Using the data below, copy every line that contains the word "TradingView".

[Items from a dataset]
══════

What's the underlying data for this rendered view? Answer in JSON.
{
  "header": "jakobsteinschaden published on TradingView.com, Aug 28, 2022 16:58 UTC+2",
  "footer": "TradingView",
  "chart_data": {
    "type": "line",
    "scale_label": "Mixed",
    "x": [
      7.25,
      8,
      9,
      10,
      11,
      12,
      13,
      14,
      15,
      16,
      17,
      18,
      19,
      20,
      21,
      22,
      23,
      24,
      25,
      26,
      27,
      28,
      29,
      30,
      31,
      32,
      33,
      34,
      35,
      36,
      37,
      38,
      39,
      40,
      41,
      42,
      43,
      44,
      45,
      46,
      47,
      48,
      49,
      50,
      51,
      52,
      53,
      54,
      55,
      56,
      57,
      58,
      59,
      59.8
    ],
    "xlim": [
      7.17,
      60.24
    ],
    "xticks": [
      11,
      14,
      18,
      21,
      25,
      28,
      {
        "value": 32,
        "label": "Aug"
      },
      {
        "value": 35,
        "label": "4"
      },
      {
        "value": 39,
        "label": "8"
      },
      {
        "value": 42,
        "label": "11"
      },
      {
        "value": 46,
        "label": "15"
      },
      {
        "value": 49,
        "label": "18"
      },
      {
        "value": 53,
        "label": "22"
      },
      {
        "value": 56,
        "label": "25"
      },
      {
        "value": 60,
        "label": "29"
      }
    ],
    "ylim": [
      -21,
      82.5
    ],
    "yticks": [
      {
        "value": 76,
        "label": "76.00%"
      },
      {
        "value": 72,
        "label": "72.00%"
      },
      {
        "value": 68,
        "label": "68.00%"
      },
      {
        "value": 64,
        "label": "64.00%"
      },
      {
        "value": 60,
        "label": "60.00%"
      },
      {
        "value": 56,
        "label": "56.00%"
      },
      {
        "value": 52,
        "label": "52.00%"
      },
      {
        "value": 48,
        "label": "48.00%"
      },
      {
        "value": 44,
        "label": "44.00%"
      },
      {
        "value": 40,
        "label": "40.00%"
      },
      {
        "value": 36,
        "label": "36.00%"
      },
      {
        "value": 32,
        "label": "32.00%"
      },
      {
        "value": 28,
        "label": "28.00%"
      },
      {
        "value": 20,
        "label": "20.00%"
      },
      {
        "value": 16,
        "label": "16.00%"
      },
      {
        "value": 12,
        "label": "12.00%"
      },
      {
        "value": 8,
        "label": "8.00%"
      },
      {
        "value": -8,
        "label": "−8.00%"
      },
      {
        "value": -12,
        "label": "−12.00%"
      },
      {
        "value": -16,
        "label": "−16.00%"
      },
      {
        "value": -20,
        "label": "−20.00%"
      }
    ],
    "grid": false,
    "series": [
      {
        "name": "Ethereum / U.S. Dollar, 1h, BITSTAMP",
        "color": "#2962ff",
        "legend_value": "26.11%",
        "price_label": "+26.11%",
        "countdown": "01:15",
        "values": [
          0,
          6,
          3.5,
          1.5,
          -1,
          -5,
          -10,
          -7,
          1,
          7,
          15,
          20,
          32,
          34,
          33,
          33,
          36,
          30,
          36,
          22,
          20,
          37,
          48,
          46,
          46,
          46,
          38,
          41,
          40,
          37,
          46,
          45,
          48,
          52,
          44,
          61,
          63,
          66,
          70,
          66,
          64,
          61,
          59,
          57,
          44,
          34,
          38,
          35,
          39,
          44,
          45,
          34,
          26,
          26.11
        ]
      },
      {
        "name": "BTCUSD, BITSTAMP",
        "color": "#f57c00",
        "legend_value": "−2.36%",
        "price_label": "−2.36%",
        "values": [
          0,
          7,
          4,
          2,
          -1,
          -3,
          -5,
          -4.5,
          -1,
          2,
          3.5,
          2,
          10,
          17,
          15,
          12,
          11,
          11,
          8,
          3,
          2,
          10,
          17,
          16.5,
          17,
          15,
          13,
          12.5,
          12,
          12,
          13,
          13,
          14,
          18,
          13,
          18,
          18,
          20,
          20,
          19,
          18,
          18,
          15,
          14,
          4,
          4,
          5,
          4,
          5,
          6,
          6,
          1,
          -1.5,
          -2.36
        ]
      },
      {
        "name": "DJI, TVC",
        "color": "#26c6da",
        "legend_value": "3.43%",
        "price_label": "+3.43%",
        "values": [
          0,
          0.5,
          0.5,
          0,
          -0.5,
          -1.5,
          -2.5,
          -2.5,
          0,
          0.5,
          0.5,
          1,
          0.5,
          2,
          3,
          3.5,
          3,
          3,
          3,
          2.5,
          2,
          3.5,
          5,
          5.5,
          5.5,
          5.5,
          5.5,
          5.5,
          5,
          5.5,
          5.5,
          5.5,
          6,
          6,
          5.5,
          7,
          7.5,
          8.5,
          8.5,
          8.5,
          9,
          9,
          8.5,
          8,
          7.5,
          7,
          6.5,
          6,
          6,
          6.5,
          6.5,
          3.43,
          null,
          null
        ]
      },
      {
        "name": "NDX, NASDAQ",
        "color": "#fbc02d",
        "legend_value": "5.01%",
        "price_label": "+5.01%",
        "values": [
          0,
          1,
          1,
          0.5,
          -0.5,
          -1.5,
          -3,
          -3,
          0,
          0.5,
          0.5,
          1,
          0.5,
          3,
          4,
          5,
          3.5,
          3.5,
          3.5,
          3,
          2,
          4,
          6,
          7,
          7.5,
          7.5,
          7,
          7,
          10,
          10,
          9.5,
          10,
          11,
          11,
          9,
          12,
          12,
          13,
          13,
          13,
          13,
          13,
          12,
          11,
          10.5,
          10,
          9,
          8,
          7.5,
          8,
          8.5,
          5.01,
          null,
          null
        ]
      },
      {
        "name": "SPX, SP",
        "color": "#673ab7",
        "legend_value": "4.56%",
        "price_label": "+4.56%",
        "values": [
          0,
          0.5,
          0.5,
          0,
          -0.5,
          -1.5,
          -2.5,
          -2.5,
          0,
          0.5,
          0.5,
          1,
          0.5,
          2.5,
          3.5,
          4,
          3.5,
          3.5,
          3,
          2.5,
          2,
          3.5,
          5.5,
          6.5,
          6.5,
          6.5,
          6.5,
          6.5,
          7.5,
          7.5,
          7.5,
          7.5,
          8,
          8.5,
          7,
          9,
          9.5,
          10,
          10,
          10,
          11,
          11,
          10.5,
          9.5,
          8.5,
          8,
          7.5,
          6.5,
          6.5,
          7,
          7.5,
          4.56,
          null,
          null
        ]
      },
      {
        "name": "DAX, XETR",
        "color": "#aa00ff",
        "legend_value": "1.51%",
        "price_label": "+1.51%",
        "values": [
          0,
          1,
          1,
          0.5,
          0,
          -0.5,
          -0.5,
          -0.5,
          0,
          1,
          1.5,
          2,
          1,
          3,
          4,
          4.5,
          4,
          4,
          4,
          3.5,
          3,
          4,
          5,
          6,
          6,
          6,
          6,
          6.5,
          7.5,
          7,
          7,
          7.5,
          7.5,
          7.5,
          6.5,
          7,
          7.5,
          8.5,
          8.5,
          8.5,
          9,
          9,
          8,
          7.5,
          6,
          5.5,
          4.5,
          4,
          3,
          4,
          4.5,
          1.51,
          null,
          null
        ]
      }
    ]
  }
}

══════

## TASK RESPONSE
  "header": "jakobsteinschaden published on TradingView.com, Aug 28, 2022 16:58 UTC+2",
  "footer": "TradingView",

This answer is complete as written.